→ Written request: Bring together all lines of the material below that contain the string "environment".

(Dataset excerpt)
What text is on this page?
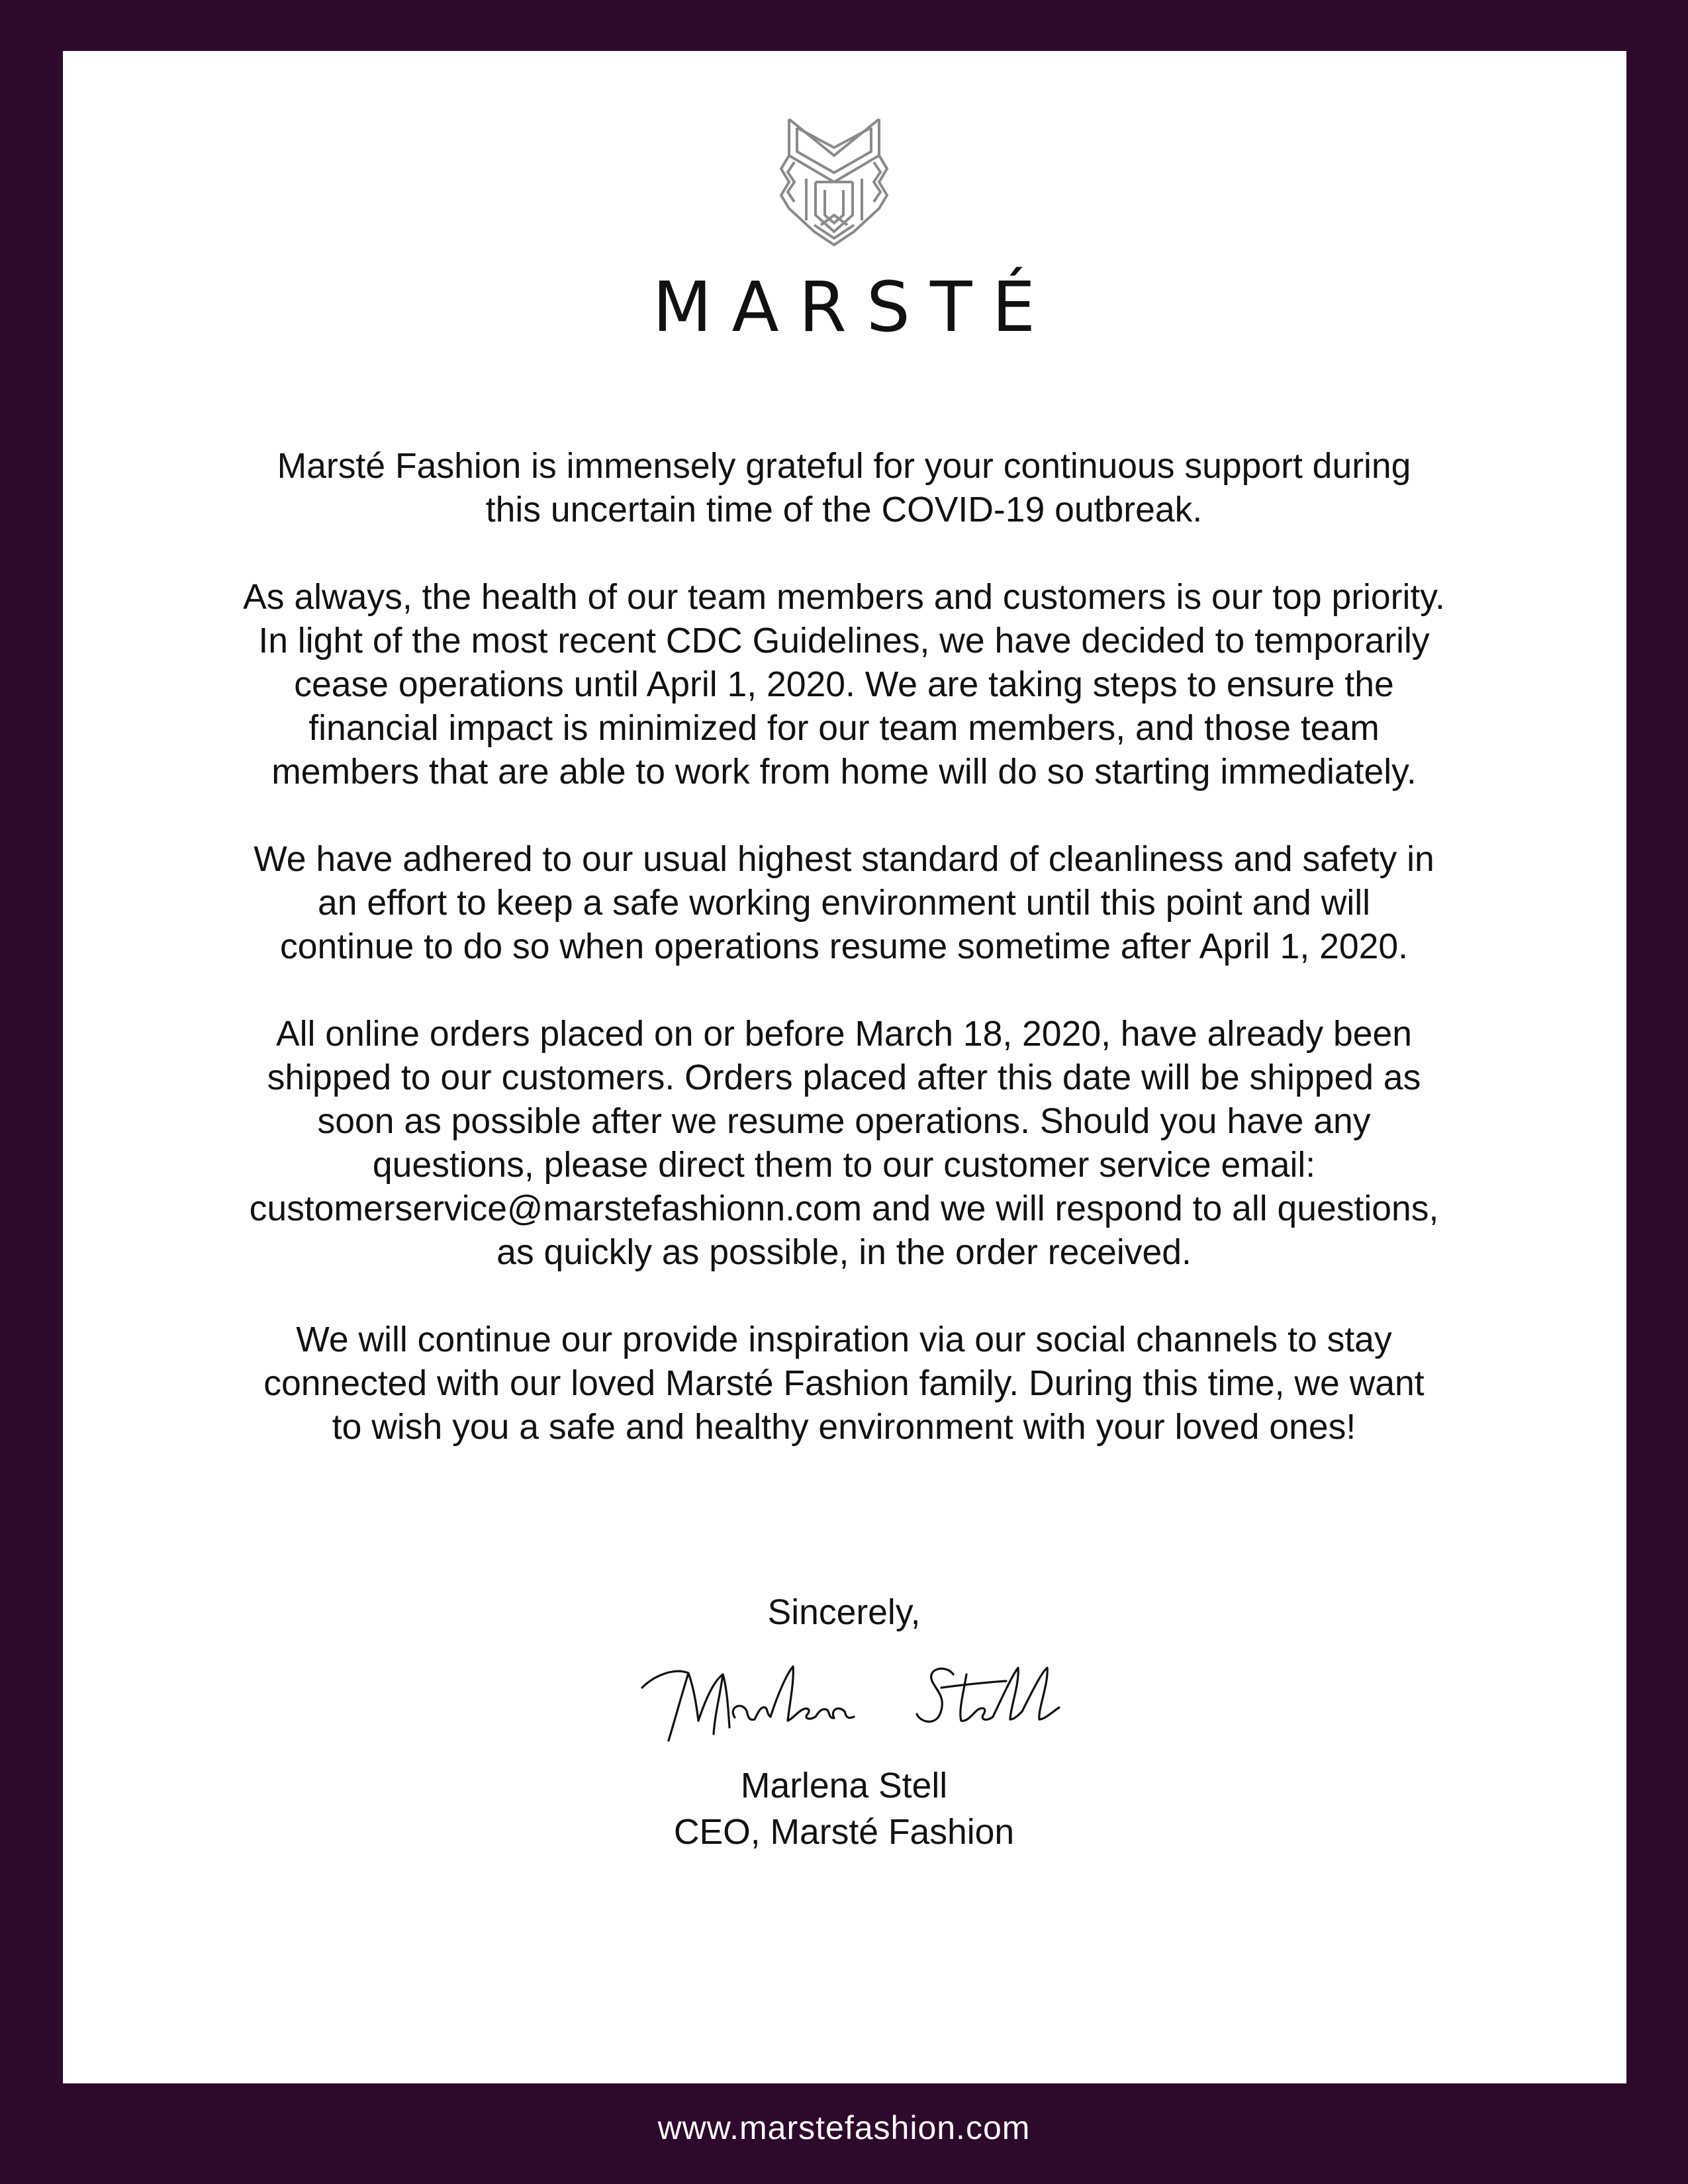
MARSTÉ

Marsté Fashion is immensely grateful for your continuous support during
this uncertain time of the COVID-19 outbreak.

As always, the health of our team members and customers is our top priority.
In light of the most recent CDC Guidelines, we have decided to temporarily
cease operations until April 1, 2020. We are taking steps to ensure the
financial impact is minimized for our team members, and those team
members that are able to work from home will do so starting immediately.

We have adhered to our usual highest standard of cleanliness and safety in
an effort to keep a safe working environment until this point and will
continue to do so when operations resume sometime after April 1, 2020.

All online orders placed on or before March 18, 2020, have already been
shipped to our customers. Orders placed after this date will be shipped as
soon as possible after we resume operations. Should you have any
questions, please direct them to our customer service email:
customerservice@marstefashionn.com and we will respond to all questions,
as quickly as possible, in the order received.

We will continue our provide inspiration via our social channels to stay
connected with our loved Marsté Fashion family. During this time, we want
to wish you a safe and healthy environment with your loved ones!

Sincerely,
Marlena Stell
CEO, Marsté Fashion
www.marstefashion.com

→ The answer:
an effort to keep a safe working environment until this point and will
to wish you a safe and healthy environment with your loved ones!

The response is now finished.